----- Provided data

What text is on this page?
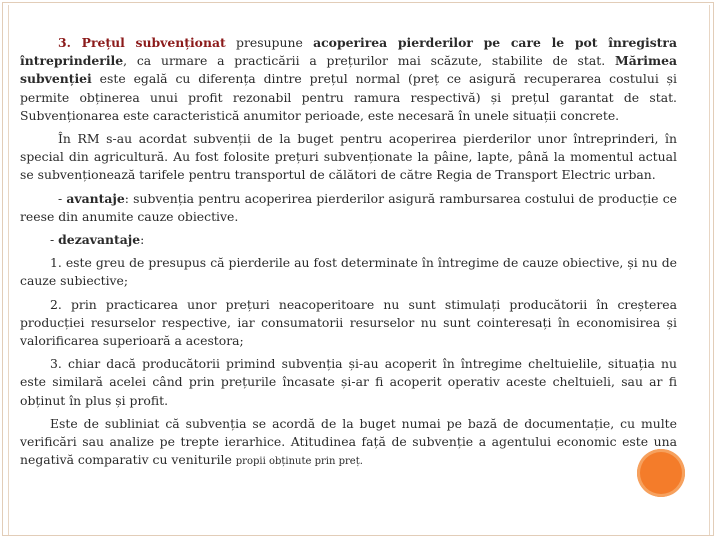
3. Prețul subvenționat presupune acoperirea pierderilor pe care le pot înregistra întreprinderile, ca urmare a practicării a prețurilor mai scăzute, stabilite de stat. Mărimea subvenției este egală cu diferența dintre prețul normal (preț ce asigură recuperarea costului și permite obținerea unui profit rezonabil pentru ramura respectivă) și prețul garantat de stat. Subvenționarea este caracteristică anumitor perioade, este necesară în unele situații concrete.

În RM s-au acordat subvenții de la buget pentru acoperirea pierderilor unor întreprinderi, în special din agricultură. Au fost folosite prețuri subvenționate la pâine, lapte, până la momentul actual se subvenționează tarifele pentru transportul de călători de către Regia de Transport Electric urban.

- avantaje: subvenția pentru acoperirea pierderilor asigură rambursarea costului de producție ce reese din anumite cauze obiective.

- dezavantaje:

1. este greu de presupus că pierderile au fost determinate în întregime de cauze obiective, și nu de cauze subiective;

2. prin practicarea unor prețuri neacoperitoare nu sunt stimulați producătorii în creșterea producției resurselor respective, iar consumatorii resurselor nu sunt cointeresați în economisirea și valorificarea superioară a acestora;

3. chiar dacă producătorii primind subvenția și-au acoperit în întregime cheltuielile, situația nu este similară acelei când prin prețurile încasate și-ar fi acoperit operativ aceste cheltuieli, sau ar fi obținut în plus și profit.

Este de subliniat că subvenția se acordă de la buget numai pe bază de documentație, cu multe verificări sau analize pe trepte ierarhice. Atitudinea față de subvenție a agentului economic este una negativă comparativ cu veniturile propii obținute prin preț.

----------

#### [Instructions to follow]
Write the records above out again exactly, with no pictures in your copy.

#### [Reply to the task]
What text is on this page?
3. Prețul subvenționat presupune acoperirea pierderilor pe care le pot înregistra întreprinderile, ca urmare a practicării a prețurilor mai scăzute, stabilite de stat. Mărimea subvenției este egală cu diferența dintre prețul normal (preț ce asigură recuperarea costului și permite obținerea unui profit rezonabil pentru ramura respectivă) și prețul garantat de stat. Subvenționarea este caracteristică anumitor perioade, este necesară în unele situații concrete.

În RM s-au acordat subvenții de la buget pentru acoperirea pierderilor unor întreprinderi, în special din agricultură. Au fost folosite prețuri subvenționate la pâine, lapte, până la momentul actual se subvenționează tarifele pentru transportul de călători de către Regia de Transport Electric urban.

- avantaje: subvenția pentru acoperirea pierderilor asigură rambursarea costului de producție ce reese din anumite cauze obiective.

- dezavantaje:

1. este greu de presupus că pierderile au fost determinate în întregime de cauze obiective, și nu de cauze subiective;

2. prin practicarea unor prețuri neacoperitoare nu sunt stimulați producătorii în creșterea producției resurselor respective, iar consumatorii resurselor nu sunt cointeresați în economisirea și valorificarea superioară a acestora;

3. chiar dacă producătorii primind subvenția și-au acoperit în întregime cheltuielile, situația nu este similară acelei când prin prețurile încasate și-ar fi acoperit operativ aceste cheltuieli, sau ar fi obținut în plus și profit.

Este de subliniat că subvenția se acordă de la buget numai pe bază de documentație, cu multe verificări sau analize pe trepte ierarhice. Atitudinea față de subvenție a agentului economic este una negativă comparativ cu veniturile propii obținute prin preț.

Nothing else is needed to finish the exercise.